Janet Yellen’s Shadow Banking Crisis

We sounded the alarm bells last week. We believe the US Federal Reserve won’t raise rates next month.

The market thinks we’re wrong. According to CME’s FedWatch Tool, there’s a 78.5% chance of a rate lift.

Will it happen?

We should get a better idea this week.

In the US, the latest Fed meeting minutes are due tomorrow. Don’t expect too much of a shock. The minutes should make for positive reading. The Fed has turned a blind eye to the slower economic data. After the 2–3 May meeting, it mentioned ‘…the slowing in growth during the first quarter as likely to be transitory.

It certainly doesn’t look that way…

April’s US retail spending — on an annual basis — grew at the slowest pace for the year. US inflation data remains below 2% — the Fed’s official target. And global stock markets, as we warned early last week, remain volatile.

There’s lots of time until the next meeting. Janet Yellen could easily get cold feet — only one thing needs to go wrong. Looking at the minutes, it will be interesting to see what she’s assessing to monitor the economic outlook.

Look for the phrase ‘Chinese liquidity issues’. That might sound strange. But the Fed is concerned about international issues. Remember, the Chinese economic slowdown caused a stock market correction early last year. Janet Yellen got scared and didn’t raise rates for an entire year.

That situation could repeat.

Understanding shadow banking

The world is inching closer to a Chinese shadow banking crisis. Shadow banks are non-traditional lending practices. They aren’t bound by tight financial regulation. That’s why they are overleveraged.

Here’s how the system works…

Imagine paying a financial adviser, who works for a shadow bank, $1 million. They invest that money over, say, a 10-year period. The promise is to pay you interest payments each year, with the principal at the end. Other clients come to the ‘bank’ with the same intention. The potential yields are attractive, especially compared to other products from traditional banks.

Everyone is happy. You get a high-yield product. The adviser gets some money to invest into wealth management products…or to lend to other businesses.

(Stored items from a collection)

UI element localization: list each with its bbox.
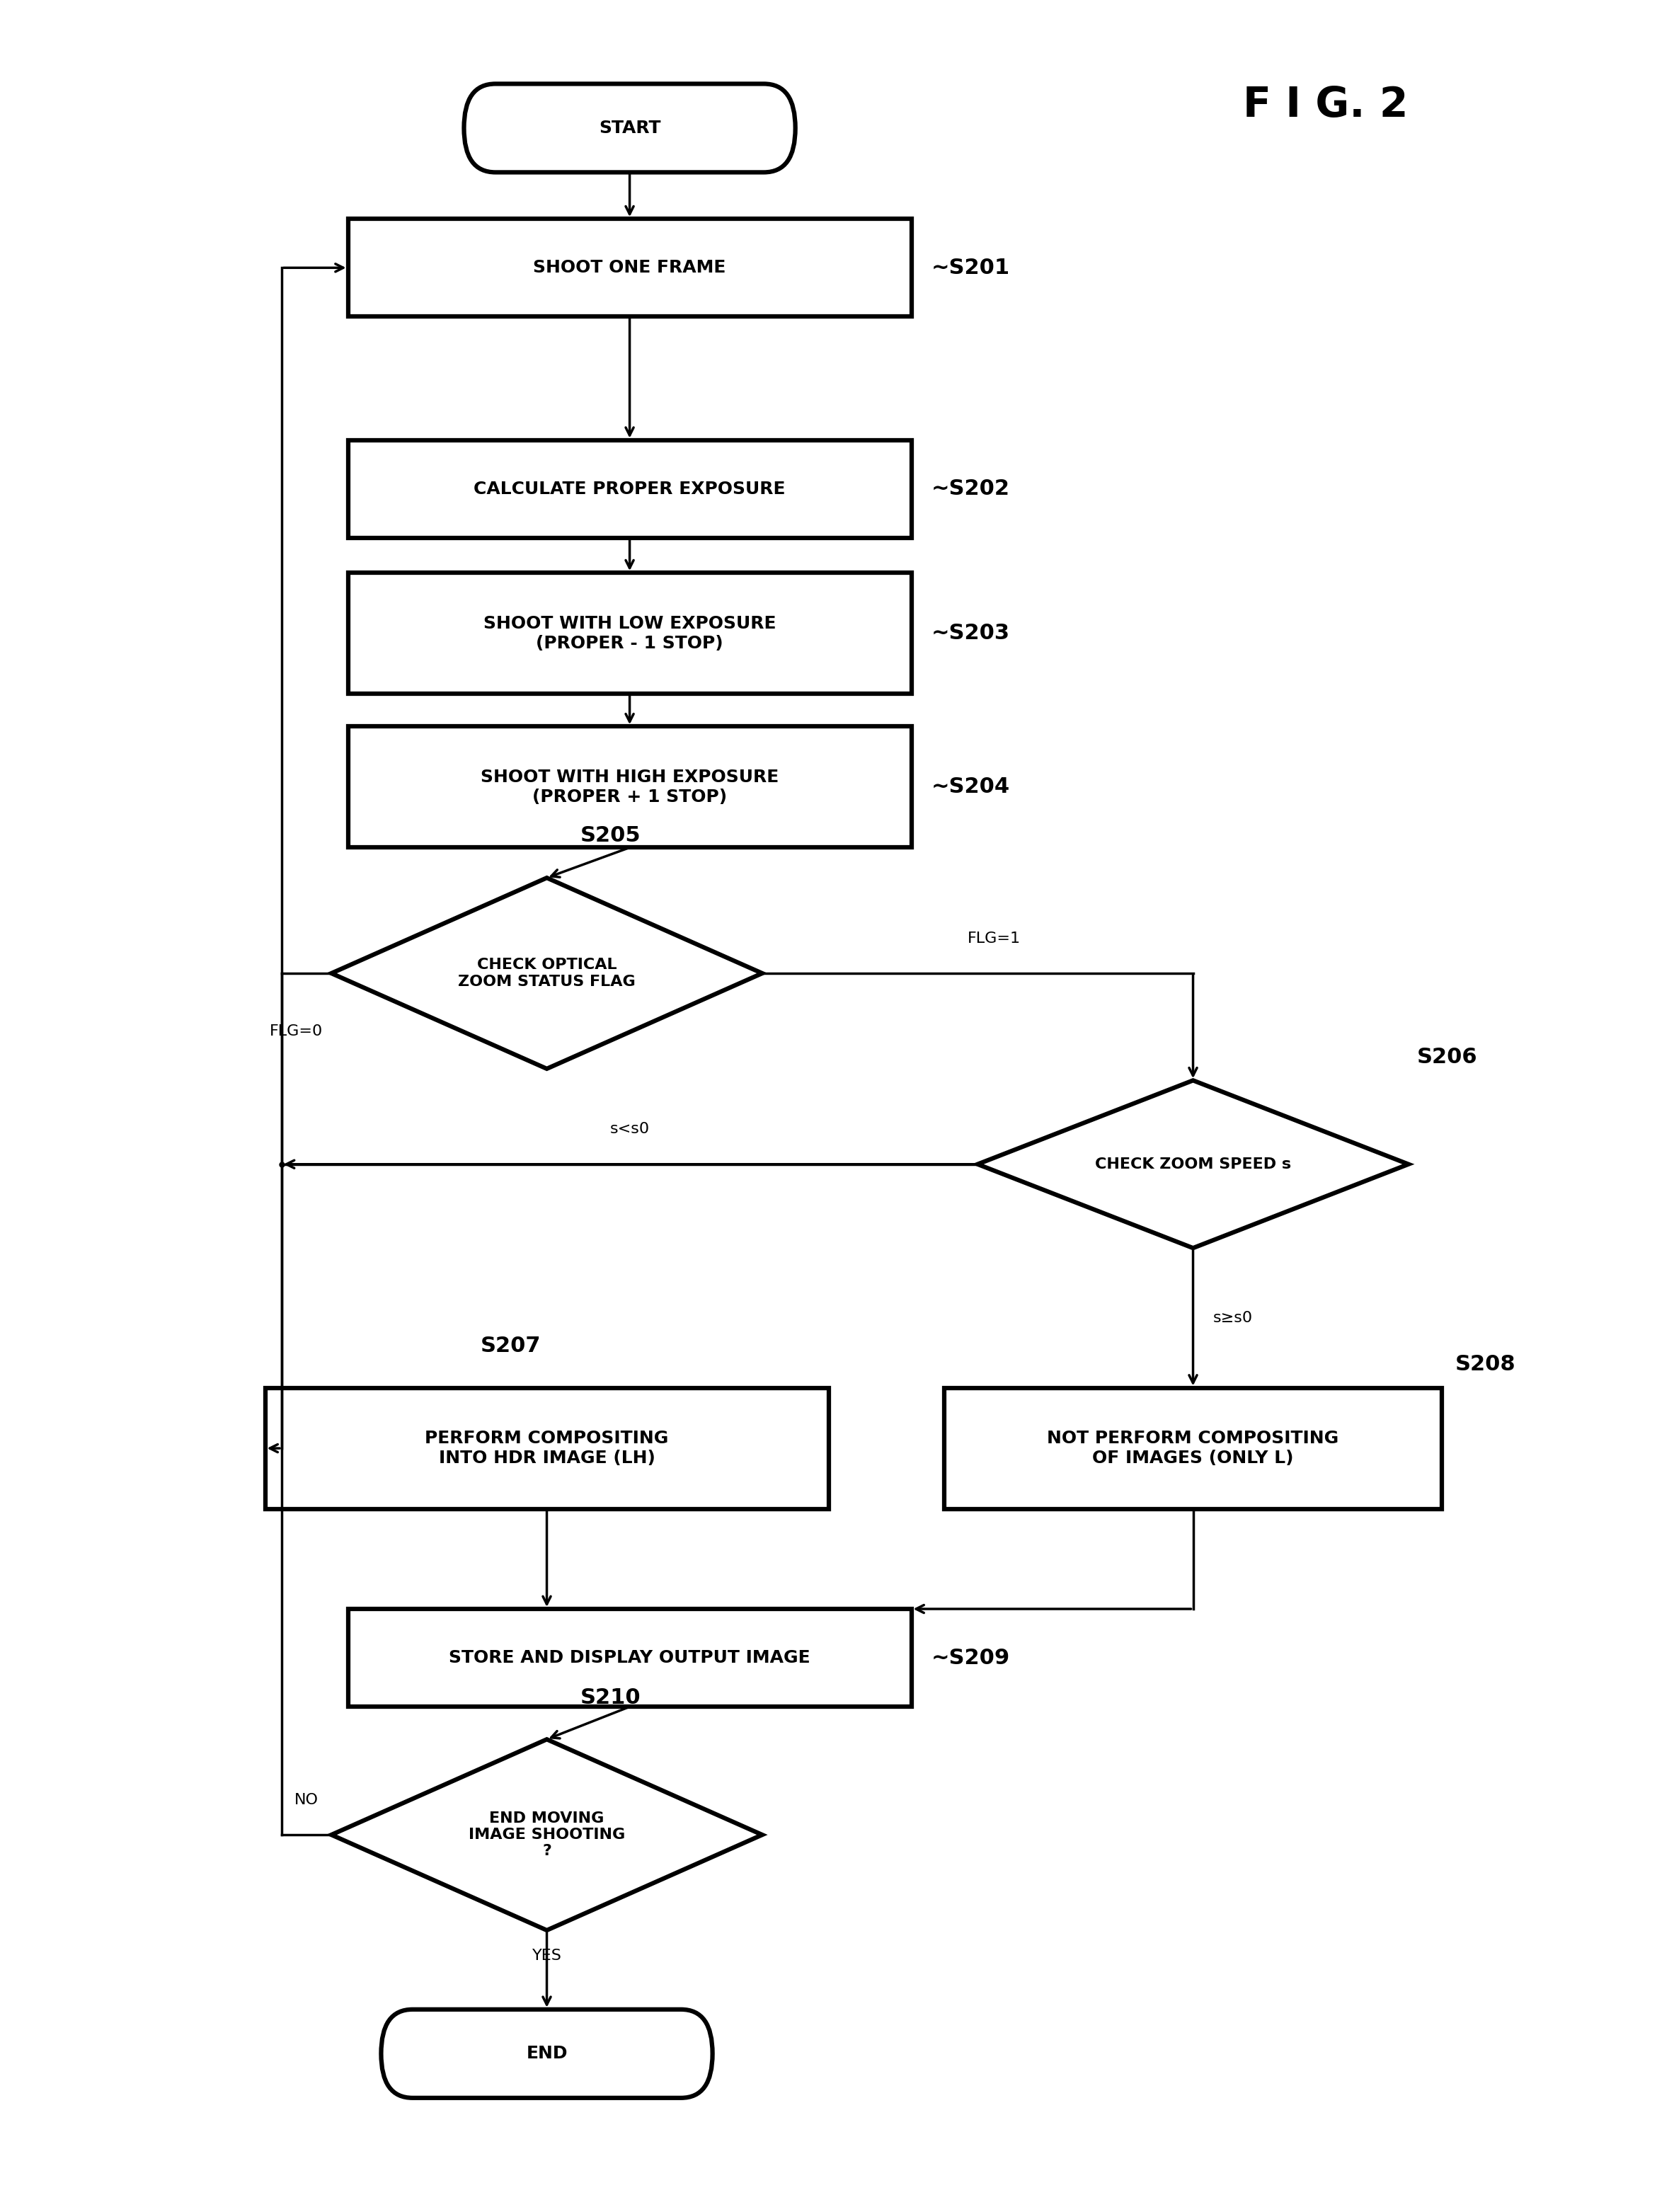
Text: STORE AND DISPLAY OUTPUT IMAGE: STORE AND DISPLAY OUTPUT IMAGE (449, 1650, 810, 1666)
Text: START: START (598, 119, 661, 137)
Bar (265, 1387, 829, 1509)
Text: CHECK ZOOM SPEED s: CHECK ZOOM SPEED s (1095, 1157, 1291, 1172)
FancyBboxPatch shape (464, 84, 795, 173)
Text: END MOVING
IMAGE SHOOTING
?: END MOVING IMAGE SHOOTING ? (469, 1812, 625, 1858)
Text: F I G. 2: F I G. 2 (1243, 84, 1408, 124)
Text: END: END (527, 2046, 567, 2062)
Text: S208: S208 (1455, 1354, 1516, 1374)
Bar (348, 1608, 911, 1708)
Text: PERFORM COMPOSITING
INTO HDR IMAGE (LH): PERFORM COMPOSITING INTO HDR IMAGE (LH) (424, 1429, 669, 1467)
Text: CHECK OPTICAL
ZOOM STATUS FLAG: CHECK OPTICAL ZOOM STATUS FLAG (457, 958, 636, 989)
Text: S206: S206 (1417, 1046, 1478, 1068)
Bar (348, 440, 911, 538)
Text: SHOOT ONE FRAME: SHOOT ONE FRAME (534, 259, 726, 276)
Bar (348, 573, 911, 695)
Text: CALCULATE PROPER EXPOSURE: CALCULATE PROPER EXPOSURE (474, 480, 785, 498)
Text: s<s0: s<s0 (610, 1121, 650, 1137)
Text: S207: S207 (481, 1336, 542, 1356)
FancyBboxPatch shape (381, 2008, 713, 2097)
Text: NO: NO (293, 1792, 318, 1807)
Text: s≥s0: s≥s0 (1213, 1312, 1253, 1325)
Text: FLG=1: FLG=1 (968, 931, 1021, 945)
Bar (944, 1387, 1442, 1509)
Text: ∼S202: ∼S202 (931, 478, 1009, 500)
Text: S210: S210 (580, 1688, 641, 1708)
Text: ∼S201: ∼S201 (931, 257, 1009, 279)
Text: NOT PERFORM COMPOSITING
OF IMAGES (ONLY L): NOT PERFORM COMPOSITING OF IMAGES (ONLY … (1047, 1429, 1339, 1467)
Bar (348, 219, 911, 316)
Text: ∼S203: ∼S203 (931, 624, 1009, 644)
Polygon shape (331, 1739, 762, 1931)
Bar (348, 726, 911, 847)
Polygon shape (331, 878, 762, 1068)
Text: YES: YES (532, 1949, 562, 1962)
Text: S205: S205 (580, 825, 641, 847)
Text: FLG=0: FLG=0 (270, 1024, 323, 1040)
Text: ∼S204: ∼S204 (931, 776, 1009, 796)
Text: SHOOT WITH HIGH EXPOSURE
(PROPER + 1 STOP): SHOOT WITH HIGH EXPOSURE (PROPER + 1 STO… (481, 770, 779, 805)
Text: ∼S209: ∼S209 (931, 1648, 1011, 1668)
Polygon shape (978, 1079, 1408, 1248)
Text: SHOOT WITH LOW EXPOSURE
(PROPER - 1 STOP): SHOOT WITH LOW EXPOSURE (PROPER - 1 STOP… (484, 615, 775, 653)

==

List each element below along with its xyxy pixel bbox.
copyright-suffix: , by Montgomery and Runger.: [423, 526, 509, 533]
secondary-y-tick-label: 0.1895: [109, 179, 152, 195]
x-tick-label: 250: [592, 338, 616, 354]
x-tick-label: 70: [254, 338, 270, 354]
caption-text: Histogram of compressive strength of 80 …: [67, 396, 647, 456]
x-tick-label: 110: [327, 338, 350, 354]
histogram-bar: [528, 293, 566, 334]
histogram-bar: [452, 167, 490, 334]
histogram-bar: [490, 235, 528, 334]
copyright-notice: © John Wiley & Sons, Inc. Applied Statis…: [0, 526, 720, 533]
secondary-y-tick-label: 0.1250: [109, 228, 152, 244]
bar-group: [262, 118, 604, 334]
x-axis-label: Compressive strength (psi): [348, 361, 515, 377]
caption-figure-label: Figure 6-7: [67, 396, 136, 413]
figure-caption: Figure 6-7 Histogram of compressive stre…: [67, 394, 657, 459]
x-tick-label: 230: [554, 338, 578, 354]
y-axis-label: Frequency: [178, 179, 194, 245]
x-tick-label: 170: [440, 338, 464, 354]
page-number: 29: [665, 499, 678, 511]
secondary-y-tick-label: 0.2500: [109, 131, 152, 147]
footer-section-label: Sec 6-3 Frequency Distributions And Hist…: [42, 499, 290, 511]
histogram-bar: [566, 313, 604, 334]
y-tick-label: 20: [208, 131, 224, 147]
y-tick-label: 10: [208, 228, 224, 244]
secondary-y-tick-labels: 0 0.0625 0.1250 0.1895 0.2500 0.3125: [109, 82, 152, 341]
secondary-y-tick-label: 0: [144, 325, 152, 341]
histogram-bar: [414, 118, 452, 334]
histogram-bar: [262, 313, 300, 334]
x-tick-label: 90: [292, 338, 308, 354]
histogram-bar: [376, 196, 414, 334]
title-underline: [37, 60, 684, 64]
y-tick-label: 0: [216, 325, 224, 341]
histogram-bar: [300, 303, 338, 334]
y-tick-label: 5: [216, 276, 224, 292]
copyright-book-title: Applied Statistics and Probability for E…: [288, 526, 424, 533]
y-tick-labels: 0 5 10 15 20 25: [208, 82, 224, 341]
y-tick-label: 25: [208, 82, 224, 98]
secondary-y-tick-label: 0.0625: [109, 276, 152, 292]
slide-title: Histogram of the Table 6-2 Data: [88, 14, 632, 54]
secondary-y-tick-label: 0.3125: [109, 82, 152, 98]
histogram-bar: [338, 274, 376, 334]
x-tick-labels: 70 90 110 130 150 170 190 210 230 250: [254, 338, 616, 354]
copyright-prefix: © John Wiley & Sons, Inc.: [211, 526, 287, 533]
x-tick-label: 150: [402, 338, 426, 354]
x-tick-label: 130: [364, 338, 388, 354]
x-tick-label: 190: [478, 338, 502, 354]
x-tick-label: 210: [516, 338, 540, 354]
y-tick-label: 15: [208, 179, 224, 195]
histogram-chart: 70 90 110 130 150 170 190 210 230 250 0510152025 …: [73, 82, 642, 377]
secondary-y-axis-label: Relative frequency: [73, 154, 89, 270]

◆ Given problem 1: From the shadow banking commentary, list the developments reported in the paragraph that begins "April's US retail spending".
◆ Given problem 2: From the records, extract everything from the line containing "List each element" down to the line containing "y-tick-label: 0: [216, 325, 224, 341]", keeping both of those lines.

◆ Worked solution 1:
- On an annual basis, April's US retail spending grew at the slowest pace for the year.
- US inflation data remains below 2%, the Fed's official target.
- Global stock markets remain volatile.

◆ Worked solution 2:
List each element below along with its xyxy pixel bbox.
copyright-suffix: , by Montgomery and Runger.: [423, 526, 509, 533]
secondary-y-tick-label: 0.1895: [109, 179, 152, 195]
x-tick-label: 250: [592, 338, 616, 354]
x-tick-label: 70: [254, 338, 270, 354]
caption-text: Histogram of compressive strength of 80 …: [67, 396, 647, 456]
x-tick-label: 110: [327, 338, 350, 354]
histogram-bar: [528, 293, 566, 334]
histogram-bar: [452, 167, 490, 334]
histogram-bar: [490, 235, 528, 334]
copyright-notice: © John Wiley & Sons, Inc. Applied Statis…: [0, 526, 720, 533]
secondary-y-tick-label: 0.1250: [109, 228, 152, 244]
bar-group: [262, 118, 604, 334]
x-axis-label: Compressive strength (psi): [348, 361, 515, 377]
caption-figure-label: Figure 6-7: [67, 396, 136, 413]
figure-caption: Figure 6-7 Histogram of compressive stre…: [67, 394, 657, 459]
x-tick-label: 230: [554, 338, 578, 354]
y-axis-label: Frequency: [178, 179, 194, 245]
x-tick-label: 170: [440, 338, 464, 354]
page-number: 29: [665, 499, 678, 511]
secondary-y-tick-label: 0.2500: [109, 131, 152, 147]
footer-section-label: Sec 6-3 Frequency Distributions And Hist…: [42, 499, 290, 511]
histogram-bar: [566, 313, 604, 334]
y-tick-label: 20: [208, 131, 224, 147]
y-tick-label: 10: [208, 228, 224, 244]
secondary-y-tick-labels: 0 0.0625 0.1250 0.1895 0.2500 0.3125: [109, 82, 152, 341]
secondary-y-tick-label: 0: [144, 325, 152, 341]
histogram-bar: [414, 118, 452, 334]
histogram-bar: [262, 313, 300, 334]
x-tick-label: 90: [292, 338, 308, 354]
histogram-bar: [376, 196, 414, 334]
title-underline: [37, 60, 684, 64]
y-tick-label: 0: [216, 325, 224, 341]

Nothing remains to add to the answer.